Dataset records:

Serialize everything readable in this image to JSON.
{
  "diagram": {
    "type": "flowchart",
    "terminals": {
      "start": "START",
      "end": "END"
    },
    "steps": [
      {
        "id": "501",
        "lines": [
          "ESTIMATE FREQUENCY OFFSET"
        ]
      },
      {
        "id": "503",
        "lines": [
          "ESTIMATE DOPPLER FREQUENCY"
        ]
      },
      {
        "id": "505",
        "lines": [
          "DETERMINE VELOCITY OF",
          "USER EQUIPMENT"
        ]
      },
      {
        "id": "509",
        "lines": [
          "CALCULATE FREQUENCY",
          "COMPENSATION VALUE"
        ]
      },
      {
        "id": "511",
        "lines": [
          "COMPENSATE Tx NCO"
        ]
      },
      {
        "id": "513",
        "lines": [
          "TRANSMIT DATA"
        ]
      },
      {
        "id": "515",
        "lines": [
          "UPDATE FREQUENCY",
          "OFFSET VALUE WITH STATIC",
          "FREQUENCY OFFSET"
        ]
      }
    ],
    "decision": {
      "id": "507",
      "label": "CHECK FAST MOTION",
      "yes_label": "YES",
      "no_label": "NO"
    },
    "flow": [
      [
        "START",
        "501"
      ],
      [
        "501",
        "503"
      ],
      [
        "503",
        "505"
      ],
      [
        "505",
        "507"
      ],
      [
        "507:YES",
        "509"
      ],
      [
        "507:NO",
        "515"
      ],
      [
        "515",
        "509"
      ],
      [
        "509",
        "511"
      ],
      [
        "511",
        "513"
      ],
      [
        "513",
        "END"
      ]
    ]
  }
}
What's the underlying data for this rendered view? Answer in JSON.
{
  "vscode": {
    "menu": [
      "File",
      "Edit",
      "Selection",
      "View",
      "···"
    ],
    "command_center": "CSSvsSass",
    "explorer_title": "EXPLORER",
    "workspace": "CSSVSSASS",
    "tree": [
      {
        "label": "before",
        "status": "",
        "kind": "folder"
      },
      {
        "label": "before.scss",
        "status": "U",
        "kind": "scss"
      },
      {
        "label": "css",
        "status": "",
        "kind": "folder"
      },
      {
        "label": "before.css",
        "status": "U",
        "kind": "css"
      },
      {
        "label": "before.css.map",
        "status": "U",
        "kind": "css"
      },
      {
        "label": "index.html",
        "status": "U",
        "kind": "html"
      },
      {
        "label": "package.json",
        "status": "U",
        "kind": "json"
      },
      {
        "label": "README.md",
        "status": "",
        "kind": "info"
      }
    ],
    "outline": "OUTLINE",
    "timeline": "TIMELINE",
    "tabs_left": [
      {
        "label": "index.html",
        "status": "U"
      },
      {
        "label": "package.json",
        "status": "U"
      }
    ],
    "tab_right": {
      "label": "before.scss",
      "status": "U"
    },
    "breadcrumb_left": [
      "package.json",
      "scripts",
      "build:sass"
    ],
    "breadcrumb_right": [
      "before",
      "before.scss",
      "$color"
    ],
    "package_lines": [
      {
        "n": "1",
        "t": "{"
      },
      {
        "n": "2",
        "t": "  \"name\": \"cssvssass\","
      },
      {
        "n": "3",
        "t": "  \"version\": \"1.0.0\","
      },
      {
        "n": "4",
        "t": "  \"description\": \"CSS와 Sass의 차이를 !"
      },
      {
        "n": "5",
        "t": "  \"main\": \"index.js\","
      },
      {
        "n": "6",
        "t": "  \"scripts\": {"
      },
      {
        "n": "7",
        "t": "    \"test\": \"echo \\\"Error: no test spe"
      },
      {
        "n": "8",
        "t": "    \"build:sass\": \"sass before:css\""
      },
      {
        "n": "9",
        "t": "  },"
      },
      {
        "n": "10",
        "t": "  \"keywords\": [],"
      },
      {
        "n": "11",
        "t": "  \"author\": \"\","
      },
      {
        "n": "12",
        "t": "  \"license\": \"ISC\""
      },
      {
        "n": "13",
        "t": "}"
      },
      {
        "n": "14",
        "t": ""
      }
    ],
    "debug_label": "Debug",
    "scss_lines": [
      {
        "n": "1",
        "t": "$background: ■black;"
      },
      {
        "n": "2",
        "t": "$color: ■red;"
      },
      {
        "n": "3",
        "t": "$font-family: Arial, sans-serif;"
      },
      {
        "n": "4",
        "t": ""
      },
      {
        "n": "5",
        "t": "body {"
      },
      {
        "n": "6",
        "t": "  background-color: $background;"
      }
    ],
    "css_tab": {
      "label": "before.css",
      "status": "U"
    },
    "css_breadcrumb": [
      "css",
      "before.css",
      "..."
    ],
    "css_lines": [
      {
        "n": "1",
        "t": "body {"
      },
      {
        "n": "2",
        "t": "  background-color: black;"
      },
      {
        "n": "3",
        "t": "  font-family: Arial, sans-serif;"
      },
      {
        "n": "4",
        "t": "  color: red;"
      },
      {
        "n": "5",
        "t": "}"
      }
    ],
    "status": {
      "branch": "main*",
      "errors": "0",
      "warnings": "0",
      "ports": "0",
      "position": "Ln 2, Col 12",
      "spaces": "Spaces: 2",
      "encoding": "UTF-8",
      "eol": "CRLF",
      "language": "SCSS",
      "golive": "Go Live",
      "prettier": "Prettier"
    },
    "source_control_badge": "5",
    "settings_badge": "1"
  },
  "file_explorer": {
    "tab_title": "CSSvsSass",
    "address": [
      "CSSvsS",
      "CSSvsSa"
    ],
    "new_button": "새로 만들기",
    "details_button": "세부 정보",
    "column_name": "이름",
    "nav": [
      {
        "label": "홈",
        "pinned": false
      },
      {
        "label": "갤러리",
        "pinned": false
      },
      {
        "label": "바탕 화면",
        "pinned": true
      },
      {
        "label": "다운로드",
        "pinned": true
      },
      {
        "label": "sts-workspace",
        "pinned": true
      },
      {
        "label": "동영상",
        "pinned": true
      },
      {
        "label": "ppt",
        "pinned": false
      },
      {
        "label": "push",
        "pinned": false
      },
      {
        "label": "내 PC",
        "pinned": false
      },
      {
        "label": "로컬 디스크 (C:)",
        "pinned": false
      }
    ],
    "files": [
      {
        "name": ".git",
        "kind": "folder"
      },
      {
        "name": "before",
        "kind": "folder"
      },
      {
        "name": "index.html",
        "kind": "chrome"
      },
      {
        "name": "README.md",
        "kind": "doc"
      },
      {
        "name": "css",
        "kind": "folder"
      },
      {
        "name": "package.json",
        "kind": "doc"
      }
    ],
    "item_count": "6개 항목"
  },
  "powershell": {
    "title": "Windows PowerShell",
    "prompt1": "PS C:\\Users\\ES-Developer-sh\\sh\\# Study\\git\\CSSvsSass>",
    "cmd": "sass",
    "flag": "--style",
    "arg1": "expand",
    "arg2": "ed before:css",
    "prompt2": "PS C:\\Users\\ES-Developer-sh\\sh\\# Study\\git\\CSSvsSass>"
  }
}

WHAT TO DO — Show the data once more, exactly as it was written.

REPLY —
Serialize everything readable in this image to JSON.
{
  "diagram": {
    "type": "flowchart",
    "terminals": {
      "start": "START",
      "end": "END"
    },
    "steps": [
      {
        "id": "501",
        "lines": [
          "ESTIMATE FREQUENCY OFFSET"
        ]
      },
      {
        "id": "503",
        "lines": [
          "ESTIMATE DOPPLER FREQUENCY"
        ]
      },
      {
        "id": "505",
        "lines": [
          "DETERMINE VELOCITY OF",
          "USER EQUIPMENT"
        ]
      },
      {
        "id": "509",
        "lines": [
          "CALCULATE FREQUENCY",
          "COMPENSATION VALUE"
        ]
      },
      {
        "id": "511",
        "lines": [
          "COMPENSATE Tx NCO"
        ]
      },
      {
        "id": "513",
        "lines": [
          "TRANSMIT DATA"
        ]
      },
      {
        "id": "515",
        "lines": [
          "UPDATE FREQUENCY",
          "OFFSET VALUE WITH STATIC",
          "FREQUENCY OFFSET"
        ]
      }
    ],
    "decision": {
      "id": "507",
      "label": "CHECK FAST MOTION",
      "yes_label": "YES",
      "no_label": "NO"
    },
    "flow": [
      [
        "START",
        "501"
      ],
      [
        "501",
        "503"
      ],
      [
        "503",
        "505"
      ],
      [
        "505",
        "507"
      ],
      [
        "507:YES",
        "509"
      ],
      [
        "507:NO",
        "515"
      ],
      [
        "515",
        "509"
      ],
      [
        "509",
        "511"
      ],
      [
        "511",
        "513"
      ],
      [
        "513",
        "END"
      ]
    ]
  }
}
What's the underlying data for this rendered view? Answer in JSON.
{
  "vscode": {
    "menu": [
      "File",
      "Edit",
      "Selection",
      "View",
      "···"
    ],
    "command_center": "CSSvsSass",
    "explorer_title": "EXPLORER",
    "workspace": "CSSVSSASS",
    "tree": [
      {
        "label": "before",
        "status": "",
        "kind": "folder"
      },
      {
        "label": "before.scss",
        "status": "U",
        "kind": "scss"
      },
      {
        "label": "css",
        "status": "",
        "kind": "folder"
      },
      {
        "label": "before.css",
        "status": "U",
        "kind": "css"
      },
      {
        "label": "before.css.map",
        "status": "U",
        "kind": "css"
      },
      {
        "label": "index.html",
        "status": "U",
        "kind": "html"
      },
      {
        "label": "package.json",
        "status": "U",
        "kind": "json"
      },
      {
        "label": "README.md",
        "status": "",
        "kind": "info"
      }
    ],
    "outline": "OUTLINE",
    "timeline": "TIMELINE",
    "tabs_left": [
      {
        "label": "index.html",
        "status": "U"
      },
      {
        "label": "package.json",
        "status": "U"
      }
    ],
    "tab_right": {
      "label": "before.scss",
      "status": "U"
    },
    "breadcrumb_left": [
      "package.json",
      "scripts",
      "build:sass"
    ],
    "breadcrumb_right": [
      "before",
      "before.scss",
      "$color"
    ],
    "package_lines": [
      {
        "n": "1",
        "t": "{"
      },
      {
        "n": "2",
        "t": "  \"name\": \"cssvssass\","
      },
      {
        "n": "3",
        "t": "  \"version\": \"1.0.0\","
      },
      {
        "n": "4",
        "t": "  \"description\": \"CSS와 Sass의 차이를 !"
      },
      {
        "n": "5",
        "t": "  \"main\": \"index.js\","
      },
      {
        "n": "6",
        "t": "  \"scripts\": {"
      },
      {
        "n": "7",
        "t": "    \"test\": \"echo \\\"Error: no test spe"
      },
      {
        "n": "8",
        "t": "    \"build:sass\": \"sass before:css\""
      },
      {
        "n": "9",
        "t": "  },"
      },
      {
        "n": "10",
        "t": "  \"keywords\": [],"
      },
      {
        "n": "11",
        "t": "  \"author\": \"\","
      },
      {
        "n": "12",
        "t": "  \"license\": \"ISC\""
      },
      {
        "n": "13",
        "t": "}"
      },
      {
        "n": "14",
        "t": ""
      }
    ],
    "debug_label": "Debug",
    "scss_lines": [
      {
        "n": "1",
        "t": "$background: ■black;"
      },
      {
        "n": "2",
        "t": "$color: ■red;"
      },
      {
        "n": "3",
        "t": "$font-family: Arial, sans-serif;"
      },
      {
        "n": "4",
        "t": ""
      },
      {
        "n": "5",
        "t": "body {"
      },
      {
        "n": "6",
        "t": "  background-color: $background;"
      }
    ],
    "css_tab": {
      "label": "before.css",
      "status": "U"
    },
    "css_breadcrumb": [
      "css",
      "before.css",
      "..."
    ],
    "css_lines": [
      {
        "n": "1",
        "t": "body {"
      },
      {
        "n": "2",
        "t": "  background-color: black;"
      },
      {
        "n": "3",
        "t": "  font-family: Arial, sans-serif;"
      },
      {
        "n": "4",
        "t": "  color: red;"
      },
      {
        "n": "5",
        "t": "}"
      }
    ],
    "status": {
      "branch": "main*",
      "errors": "0",
      "warnings": "0",
      "ports": "0",
      "position": "Ln 2, Col 12",
      "spaces": "Spaces: 2",
      "encoding": "UTF-8",
      "eol": "CRLF",
      "language": "SCSS",
      "golive": "Go Live",
      "prettier": "Prettier"
    },
    "source_control_badge": "5",
    "settings_badge": "1"
  },
  "file_explorer": {
    "tab_title": "CSSvsSass",
    "address": [
      "CSSvsS",
      "CSSvsSa"
    ],
    "new_button": "새로 만들기",
    "details_button": "세부 정보",
    "column_name": "이름",
    "nav": [
      {
        "label": "홈",
        "pinned": false
      },
      {
        "label": "갤러리",
        "pinned": false
      },
      {
        "label": "바탕 화면",
        "pinned": true
      },
      {
        "label": "다운로드",
        "pinned": true
      },
      {
        "label": "sts-workspace",
        "pinned": true
      },
      {
        "label": "동영상",
        "pinned": true
      },
      {
        "label": "ppt",
        "pinned": false
      },
      {
        "label": "push",
        "pinned": false
      },
      {
        "label": "내 PC",
        "pinned": false
      },
      {
        "label": "로컬 디스크 (C:)",
        "pinned": false
      }
    ],
    "files": [
      {
        "name": ".git",
        "kind": "folder"
      },
      {
        "name": "before",
        "kind": "folder"
      },
      {
        "name": "index.html",
        "kind": "chrome"
      },
      {
        "name": "README.md",
        "kind": "doc"
      },
      {
        "name": "css",
        "kind": "folder"
      },
      {
        "name": "package.json",
        "kind": "doc"
      }
    ],
    "item_count": "6개 항목"
  },
  "powershell": {
    "title": "Windows PowerShell",
    "prompt1": "PS C:\\Users\\ES-Developer-sh\\sh\\# Study\\git\\CSSvsSass>",
    "cmd": "sass",
    "flag": "--style",
    "arg1": "expand",
    "arg2": "ed before:css",
    "prompt2": "PS C:\\Users\\ES-Developer-sh\\sh\\# Study\\git\\CSSvsSass>"
  }
}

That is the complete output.